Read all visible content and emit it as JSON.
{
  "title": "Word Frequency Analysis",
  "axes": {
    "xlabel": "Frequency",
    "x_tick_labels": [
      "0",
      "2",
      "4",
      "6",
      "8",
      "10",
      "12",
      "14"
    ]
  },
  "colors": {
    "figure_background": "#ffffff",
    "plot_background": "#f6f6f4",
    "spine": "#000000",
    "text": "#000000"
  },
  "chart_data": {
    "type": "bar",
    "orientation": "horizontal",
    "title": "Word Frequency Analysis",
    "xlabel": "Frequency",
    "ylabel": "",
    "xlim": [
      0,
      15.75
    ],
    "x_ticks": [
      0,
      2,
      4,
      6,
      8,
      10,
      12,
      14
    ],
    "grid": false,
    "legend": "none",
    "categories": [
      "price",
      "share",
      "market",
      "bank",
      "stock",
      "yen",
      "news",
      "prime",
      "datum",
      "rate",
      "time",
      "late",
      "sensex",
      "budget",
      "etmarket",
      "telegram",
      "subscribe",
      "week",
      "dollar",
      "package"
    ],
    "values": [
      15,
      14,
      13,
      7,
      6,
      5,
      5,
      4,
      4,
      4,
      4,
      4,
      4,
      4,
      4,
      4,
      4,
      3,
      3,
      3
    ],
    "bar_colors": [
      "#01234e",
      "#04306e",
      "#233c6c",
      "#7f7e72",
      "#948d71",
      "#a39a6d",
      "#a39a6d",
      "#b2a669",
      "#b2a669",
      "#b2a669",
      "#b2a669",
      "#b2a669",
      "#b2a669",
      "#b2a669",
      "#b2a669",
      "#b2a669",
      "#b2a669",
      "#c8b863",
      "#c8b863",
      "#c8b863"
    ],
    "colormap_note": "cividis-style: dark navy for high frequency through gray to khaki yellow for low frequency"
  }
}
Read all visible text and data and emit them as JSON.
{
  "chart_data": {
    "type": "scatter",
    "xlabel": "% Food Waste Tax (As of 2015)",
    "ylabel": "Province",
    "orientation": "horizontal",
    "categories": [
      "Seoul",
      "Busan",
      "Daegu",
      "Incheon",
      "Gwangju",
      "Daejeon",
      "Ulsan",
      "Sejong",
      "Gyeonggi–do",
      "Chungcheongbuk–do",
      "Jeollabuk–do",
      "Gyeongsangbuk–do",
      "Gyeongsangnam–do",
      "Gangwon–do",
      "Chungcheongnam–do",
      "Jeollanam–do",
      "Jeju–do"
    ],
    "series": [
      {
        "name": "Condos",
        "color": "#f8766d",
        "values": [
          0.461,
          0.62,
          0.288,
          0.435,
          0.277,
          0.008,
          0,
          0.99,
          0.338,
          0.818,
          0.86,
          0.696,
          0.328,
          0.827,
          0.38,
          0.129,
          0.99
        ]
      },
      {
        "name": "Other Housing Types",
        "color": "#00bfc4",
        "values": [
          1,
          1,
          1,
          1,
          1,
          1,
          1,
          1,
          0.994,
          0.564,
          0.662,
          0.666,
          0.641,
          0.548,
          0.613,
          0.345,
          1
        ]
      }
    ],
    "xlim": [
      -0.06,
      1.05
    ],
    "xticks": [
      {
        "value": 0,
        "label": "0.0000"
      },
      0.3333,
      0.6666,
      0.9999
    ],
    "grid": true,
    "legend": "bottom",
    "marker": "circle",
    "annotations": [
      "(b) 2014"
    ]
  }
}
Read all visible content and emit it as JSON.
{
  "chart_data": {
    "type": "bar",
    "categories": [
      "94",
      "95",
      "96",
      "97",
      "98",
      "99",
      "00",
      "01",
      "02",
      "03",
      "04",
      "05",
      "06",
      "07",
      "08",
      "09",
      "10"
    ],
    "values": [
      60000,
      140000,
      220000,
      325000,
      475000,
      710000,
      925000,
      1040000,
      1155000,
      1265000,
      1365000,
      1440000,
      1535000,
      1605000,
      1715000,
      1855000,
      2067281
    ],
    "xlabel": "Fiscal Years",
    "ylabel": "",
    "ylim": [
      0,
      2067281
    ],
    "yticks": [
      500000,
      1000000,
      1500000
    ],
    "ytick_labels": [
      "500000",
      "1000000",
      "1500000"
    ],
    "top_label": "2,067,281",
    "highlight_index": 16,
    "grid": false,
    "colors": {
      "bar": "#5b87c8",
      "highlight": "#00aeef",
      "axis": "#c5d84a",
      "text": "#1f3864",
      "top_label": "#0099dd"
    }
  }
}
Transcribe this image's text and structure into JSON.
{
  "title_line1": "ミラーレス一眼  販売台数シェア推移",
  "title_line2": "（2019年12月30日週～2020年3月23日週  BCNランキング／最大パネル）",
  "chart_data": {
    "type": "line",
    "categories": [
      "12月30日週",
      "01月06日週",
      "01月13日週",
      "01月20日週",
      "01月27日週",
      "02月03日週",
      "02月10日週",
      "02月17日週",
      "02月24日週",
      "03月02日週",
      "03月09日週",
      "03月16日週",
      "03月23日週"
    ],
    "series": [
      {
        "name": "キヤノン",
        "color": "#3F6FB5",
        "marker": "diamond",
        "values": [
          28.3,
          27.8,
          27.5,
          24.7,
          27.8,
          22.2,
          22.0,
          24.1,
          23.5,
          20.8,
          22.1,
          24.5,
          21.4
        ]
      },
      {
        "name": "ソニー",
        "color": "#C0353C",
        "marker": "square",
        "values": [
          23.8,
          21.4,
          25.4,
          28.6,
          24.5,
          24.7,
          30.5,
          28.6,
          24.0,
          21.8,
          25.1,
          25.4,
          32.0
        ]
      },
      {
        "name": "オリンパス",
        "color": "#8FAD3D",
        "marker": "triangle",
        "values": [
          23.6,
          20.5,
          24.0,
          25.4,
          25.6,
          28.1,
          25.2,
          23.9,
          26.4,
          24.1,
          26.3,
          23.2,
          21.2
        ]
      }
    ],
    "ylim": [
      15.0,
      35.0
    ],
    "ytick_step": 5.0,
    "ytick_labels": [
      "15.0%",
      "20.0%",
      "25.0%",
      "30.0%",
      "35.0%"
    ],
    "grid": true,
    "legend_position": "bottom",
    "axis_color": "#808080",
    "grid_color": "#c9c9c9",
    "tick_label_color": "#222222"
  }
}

• • •

- BRIEF:
Scan the records above for the string "name", then select every line that holds it.

- EXERCISE RESULT:
        "name": "Condos",
        "name": "Other Housing Types",
        "name": "キヤノン",
        "name": "ソニー",
        "name": "オリンパス",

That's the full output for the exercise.